**Figure contents as structured data**:
━━━━━━━━━━━━━━━━━━━━━━━━━━━━━━
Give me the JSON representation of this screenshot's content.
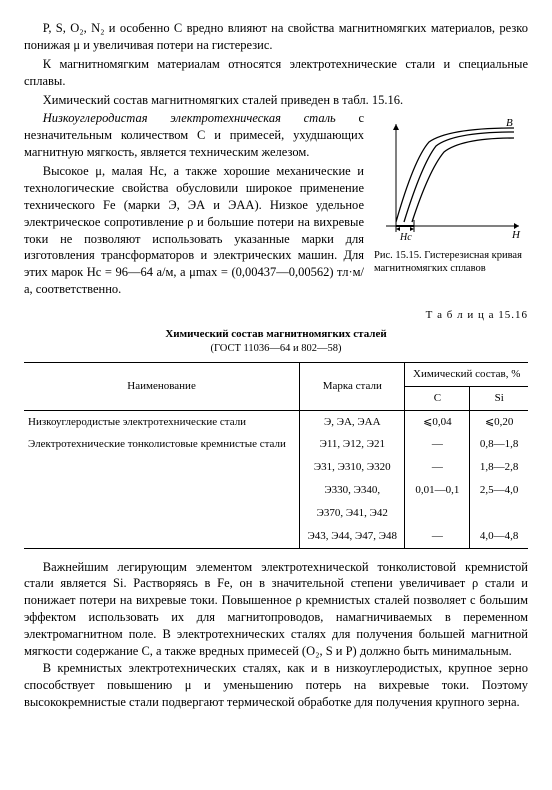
{
  "paragraphs": {
    "p1": "P, S, O₂, N₂ и особенно C вредно влияют на свойства магнитномягких материалов, резко понижая μ и увеличивая потери на гистерезис.",
    "p2": "К магнитномягким материалам относятся электротехнические стали и специальные сплавы.",
    "p3": "Химический состав магнитномягких сталей приведен в табл. 15.16.",
    "p4a": "Низкоуглеродистая электротехническая сталь",
    "p4b": " с незначительным количеством C и примесей, ухудшающих магнитную мягкость, является техническим железом.",
    "p5": "Высокое μ, малая Hc, а также хорошие механические и технологические свойства обусловили широкое применение технического Fe (марки Э, ЭА и ЭАА). Низкое удельное электрическое сопротивление ρ и большие потери на вихревые токи не позволяют использовать указанные марки для изготовления трансформаторов и электрических машин. Для этих марок Hc = 96—64 а/м, а μmax = (0,00437—0,00562) тл·м/а, соответственно.",
    "p6": "Важнейшим легирующим элементом электротехнической тонколистовой кремнистой стали является Si. Растворяясь в Fe, он в значительной степени увеличивает ρ стали и понижает потери на вихревые токи. Повышенное ρ кремнистых сталей позволяет с большим эффектом использовать их для магнитопроводов, намагничиваемых в переменном электромагнитном поле. В электротехнических сталях для получения большей магнитной мягкости содержание C, а также вредных примесей (O₂, S и P) должно быть минимальным.",
    "p7": "В кремнистых электротехнических сталях, как и в низкоуглеродистых, крупное зерно способствует повышению μ и уменьшению потерь на вихревые токи. Поэтому высококремнистые стали подвергают термической обработке для получения крупного зерна."
  },
  "figure": {
    "caption": "Рис. 15.15. Гистерезисная кривая магнитномягких сплавов",
    "axis_y": "B",
    "axis_x": "H",
    "hc_label": "Hc",
    "curve_color": "#000000",
    "axis_color": "#000000",
    "width": 150,
    "height": 130
  },
  "table": {
    "label": "Т а б л и ц а  15.16",
    "title": "Химический состав магнитномягких сталей",
    "subtitle": "(ГОСТ 11036—64 и 802—58)",
    "head": {
      "name": "Наименование",
      "mark": "Марка стали",
      "chem": "Химический состав, %",
      "c": "C",
      "si": "Si"
    },
    "rows": [
      {
        "name": "Низкоуглеродистые электротехнические стали",
        "mark": "Э, ЭА, ЭАА",
        "c": "⩽0,04",
        "si": "⩽0,20"
      },
      {
        "name": "Электротехнические тонколистовые кремнистые стали",
        "mark": "Э11, Э12, Э21",
        "c": "—",
        "si": "0,8—1,8"
      },
      {
        "name": "",
        "mark": "Э31, Э310, Э320",
        "c": "—",
        "si": "1,8—2,8"
      },
      {
        "name": "",
        "mark": "Э330, Э340,",
        "c": "0,01—0,1",
        "si": "2,5—4,0"
      },
      {
        "name": "",
        "mark": "Э370, Э41, Э42",
        "c": "",
        "si": ""
      },
      {
        "name": "",
        "mark": "Э43, Э44, Э47, Э48",
        "c": "—",
        "si": "4,0—4,8"
      }
    ]
  }
}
━━━━━━━━━━━━━━━━━━━━━━━━━━━━━━
**Task prompt**: Return all of the data exactly as written, and drop the pictures.

**Expected output**:
Give me the JSON representation of this screenshot's content.
{
  "paragraphs": {
    "p1": "P, S, O₂, N₂ и особенно C вредно влияют на свойства магнитномягких материалов, резко понижая μ и увеличивая потери на гистерезис.",
    "p2": "К магнитномягким материалам относятся электротехнические стали и специальные сплавы.",
    "p3": "Химический состав магнитномягких сталей приведен в табл. 15.16.",
    "p4a": "Низкоуглеродистая электротехническая сталь",
    "p4b": " с незначительным количеством C и примесей, ухудшающих магнитную мягкость, является техническим железом.",
    "p5": "Высокое μ, малая Hc, а также хорошие механические и технологические свойства обусловили широкое применение технического Fe (марки Э, ЭА и ЭАА). Низкое удельное электрическое сопротивление ρ и большие потери на вихревые токи не позволяют использовать указанные марки для изготовления трансформаторов и электрических машин. Для этих марок Hc = 96—64 а/м, а μmax = (0,00437—0,00562) тл·м/а, соответственно.",
    "p6": "Важнейшим легирующим элементом электротехнической тонколистовой кремнистой стали является Si. Растворяясь в Fe, он в значительной степени увеличивает ρ стали и понижает потери на вихревые токи. Повышенное ρ кремнистых сталей позволяет с большим эффектом использовать их для магнитопроводов, намагничиваемых в переменном электромагнитном поле. В электротехнических сталях для получения большей магнитной мягкости содержание C, а также вредных примесей (O₂, S и P) должно быть минимальным.",
    "p7": "В кремнистых электротехнических сталях, как и в низкоуглеродистых, крупное зерно способствует повышению μ и уменьшению потерь на вихревые токи. Поэтому высококремнистые стали подвергают термической обработке для получения крупного зерна."
  },
  "figure": {
    "caption": "Рис. 15.15. Гистерезисная кривая магнитномягких сплавов",
    "axis_y": "B",
    "axis_x": "H",
    "hc_label": "Hc",
    "curve_color": "#000000",
    "axis_color": "#000000",
    "width": 150,
    "height": 130
  },
  "table": {
    "label": "Т а б л и ц а  15.16",
    "title": "Химический состав магнитномягких сталей",
    "subtitle": "(ГОСТ 11036—64 и 802—58)",
    "head": {
      "name": "Наименование",
      "mark": "Марка стали",
      "chem": "Химический состав, %",
      "c": "C",
      "si": "Si"
    },
    "rows": [
      {
        "name": "Низкоуглеродистые электротехнические стали",
        "mark": "Э, ЭА, ЭАА",
        "c": "⩽0,04",
        "si": "⩽0,20"
      },
      {
        "name": "Электротехнические тонколистовые кремнистые стали",
        "mark": "Э11, Э12, Э21",
        "c": "—",
        "si": "0,8—1,8"
      },
      {
        "name": "",
        "mark": "Э31, Э310, Э320",
        "c": "—",
        "si": "1,8—2,8"
      },
      {
        "name": "",
        "mark": "Э330, Э340,",
        "c": "0,01—0,1",
        "si": "2,5—4,0"
      },
      {
        "name": "",
        "mark": "Э370, Э41, Э42",
        "c": "",
        "si": ""
      },
      {
        "name": "",
        "mark": "Э43, Э44, Э47, Э48",
        "c": "—",
        "si": "4,0—4,8"
      }
    ]
  }
}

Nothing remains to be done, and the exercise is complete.